**Material for this task**
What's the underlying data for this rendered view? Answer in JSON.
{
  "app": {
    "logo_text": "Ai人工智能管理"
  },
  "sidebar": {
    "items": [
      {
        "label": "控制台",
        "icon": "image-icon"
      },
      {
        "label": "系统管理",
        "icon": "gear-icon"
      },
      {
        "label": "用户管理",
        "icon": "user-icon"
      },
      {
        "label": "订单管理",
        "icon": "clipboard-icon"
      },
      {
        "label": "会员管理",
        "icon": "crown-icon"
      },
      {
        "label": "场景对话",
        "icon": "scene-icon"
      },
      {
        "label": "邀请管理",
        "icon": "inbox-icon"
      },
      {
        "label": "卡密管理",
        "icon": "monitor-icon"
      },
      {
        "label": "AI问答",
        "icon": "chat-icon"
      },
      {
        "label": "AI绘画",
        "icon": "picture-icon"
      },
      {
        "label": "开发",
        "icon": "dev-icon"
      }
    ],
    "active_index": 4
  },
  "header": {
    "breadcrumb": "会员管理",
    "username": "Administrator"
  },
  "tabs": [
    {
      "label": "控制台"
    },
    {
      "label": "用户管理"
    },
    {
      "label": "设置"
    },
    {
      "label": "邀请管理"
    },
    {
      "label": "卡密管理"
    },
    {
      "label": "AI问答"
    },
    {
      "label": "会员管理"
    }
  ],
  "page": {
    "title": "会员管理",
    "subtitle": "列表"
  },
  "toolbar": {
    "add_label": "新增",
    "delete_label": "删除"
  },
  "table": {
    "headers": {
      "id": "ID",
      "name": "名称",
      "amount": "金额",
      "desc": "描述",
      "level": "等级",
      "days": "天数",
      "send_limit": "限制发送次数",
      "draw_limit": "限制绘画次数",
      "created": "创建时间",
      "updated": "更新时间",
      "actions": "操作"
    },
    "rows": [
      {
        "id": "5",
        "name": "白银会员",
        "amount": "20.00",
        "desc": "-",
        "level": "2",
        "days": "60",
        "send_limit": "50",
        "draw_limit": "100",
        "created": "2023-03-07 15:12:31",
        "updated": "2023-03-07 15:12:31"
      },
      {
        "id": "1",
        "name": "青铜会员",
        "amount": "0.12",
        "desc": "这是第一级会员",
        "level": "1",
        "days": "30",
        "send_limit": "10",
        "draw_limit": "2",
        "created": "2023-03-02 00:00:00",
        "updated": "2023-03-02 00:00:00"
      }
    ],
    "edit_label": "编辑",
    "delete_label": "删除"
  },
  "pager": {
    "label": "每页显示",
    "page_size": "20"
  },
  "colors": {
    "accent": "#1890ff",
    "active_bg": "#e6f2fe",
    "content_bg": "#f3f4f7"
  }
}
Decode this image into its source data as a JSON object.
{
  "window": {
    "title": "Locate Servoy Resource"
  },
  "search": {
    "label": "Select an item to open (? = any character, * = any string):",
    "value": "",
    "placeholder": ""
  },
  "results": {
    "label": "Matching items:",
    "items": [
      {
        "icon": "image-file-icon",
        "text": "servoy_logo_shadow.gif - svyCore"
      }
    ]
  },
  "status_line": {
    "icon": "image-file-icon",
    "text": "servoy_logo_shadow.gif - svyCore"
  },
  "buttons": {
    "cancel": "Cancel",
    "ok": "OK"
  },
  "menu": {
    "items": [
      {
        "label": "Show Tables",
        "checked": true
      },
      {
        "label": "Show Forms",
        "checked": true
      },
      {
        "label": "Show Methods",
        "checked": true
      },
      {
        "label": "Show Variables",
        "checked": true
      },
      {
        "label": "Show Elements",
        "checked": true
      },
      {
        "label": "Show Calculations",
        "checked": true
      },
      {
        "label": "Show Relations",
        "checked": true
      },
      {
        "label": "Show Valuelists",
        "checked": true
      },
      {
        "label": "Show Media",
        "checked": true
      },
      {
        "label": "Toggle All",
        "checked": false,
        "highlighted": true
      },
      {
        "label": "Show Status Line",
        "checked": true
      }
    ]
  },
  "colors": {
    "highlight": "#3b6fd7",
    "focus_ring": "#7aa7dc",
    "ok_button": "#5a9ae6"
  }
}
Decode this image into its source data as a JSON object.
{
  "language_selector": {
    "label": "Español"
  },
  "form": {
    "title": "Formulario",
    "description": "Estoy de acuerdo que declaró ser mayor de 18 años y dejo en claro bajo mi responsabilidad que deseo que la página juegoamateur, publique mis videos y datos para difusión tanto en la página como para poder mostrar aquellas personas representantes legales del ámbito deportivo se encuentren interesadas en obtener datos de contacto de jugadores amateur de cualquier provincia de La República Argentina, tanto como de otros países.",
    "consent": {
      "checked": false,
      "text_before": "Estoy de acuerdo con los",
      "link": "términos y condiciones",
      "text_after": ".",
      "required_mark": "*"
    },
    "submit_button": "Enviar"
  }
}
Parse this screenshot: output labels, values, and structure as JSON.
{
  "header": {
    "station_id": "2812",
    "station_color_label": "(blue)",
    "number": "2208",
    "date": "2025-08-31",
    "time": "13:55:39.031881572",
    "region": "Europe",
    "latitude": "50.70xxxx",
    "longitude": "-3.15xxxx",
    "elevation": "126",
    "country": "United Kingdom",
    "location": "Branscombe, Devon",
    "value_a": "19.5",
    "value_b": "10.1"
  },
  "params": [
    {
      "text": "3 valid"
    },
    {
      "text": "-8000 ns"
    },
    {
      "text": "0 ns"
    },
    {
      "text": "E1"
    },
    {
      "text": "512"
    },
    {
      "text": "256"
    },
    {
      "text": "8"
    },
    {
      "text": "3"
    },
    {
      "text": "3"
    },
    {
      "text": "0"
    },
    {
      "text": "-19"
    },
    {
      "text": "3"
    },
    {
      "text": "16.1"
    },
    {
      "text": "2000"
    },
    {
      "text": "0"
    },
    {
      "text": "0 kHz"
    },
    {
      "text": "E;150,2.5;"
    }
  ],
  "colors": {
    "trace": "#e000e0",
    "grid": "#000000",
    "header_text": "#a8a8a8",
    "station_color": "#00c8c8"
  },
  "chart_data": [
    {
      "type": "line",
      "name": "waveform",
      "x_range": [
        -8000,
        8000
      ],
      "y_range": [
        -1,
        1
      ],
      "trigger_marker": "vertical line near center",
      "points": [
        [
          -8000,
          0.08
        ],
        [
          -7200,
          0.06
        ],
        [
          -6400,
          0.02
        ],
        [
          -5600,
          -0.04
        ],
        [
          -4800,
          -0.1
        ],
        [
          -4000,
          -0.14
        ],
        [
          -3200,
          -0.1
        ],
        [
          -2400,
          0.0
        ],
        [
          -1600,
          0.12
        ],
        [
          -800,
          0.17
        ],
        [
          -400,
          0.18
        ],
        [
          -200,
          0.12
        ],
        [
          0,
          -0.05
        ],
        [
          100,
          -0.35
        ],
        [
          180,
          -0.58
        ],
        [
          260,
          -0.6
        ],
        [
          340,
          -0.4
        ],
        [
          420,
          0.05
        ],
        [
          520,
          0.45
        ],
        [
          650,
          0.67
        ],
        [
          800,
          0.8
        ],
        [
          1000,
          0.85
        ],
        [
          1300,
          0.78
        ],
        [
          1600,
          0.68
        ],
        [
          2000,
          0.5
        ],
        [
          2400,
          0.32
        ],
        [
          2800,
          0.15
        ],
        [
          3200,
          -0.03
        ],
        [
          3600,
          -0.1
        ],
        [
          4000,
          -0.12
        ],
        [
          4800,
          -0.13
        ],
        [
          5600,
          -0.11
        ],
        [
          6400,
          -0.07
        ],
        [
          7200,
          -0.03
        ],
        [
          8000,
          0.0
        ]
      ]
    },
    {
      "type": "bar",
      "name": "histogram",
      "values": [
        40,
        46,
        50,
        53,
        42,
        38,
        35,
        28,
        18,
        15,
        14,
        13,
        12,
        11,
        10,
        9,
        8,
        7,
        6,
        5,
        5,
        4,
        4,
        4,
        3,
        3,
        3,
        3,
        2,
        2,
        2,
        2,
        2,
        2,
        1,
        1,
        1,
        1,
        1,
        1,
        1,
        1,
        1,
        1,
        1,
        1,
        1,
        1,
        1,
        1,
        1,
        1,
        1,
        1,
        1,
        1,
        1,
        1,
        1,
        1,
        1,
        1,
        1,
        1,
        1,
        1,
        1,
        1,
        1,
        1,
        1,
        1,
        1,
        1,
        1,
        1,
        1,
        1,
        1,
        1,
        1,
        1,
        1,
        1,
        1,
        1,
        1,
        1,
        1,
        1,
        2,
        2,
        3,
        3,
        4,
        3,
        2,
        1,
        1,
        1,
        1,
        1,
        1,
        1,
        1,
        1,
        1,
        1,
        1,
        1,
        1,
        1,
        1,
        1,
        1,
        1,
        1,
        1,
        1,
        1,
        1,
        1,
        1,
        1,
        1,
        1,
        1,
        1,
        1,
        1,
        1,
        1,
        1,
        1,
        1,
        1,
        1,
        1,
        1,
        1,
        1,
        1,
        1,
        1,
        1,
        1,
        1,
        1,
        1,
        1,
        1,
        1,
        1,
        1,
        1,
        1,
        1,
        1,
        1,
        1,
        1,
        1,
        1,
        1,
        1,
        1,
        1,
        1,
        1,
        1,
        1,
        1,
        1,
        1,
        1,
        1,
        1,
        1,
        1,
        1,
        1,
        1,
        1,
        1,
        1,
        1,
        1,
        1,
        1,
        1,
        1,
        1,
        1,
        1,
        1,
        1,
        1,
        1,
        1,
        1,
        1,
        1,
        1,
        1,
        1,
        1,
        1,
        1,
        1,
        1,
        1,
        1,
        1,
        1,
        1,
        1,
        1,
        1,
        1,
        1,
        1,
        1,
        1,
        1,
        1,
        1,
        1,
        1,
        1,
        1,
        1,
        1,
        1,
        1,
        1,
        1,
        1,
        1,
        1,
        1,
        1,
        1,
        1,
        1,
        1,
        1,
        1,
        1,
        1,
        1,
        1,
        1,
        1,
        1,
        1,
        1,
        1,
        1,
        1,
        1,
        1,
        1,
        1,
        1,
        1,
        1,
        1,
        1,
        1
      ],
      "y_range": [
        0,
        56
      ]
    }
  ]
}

**Task prompt**
Every line of the records that includes the word "values" should be gathered.

**Answer to the problem**
Parse this screenshot: output labels, values, and structure as JSON.
      "values": [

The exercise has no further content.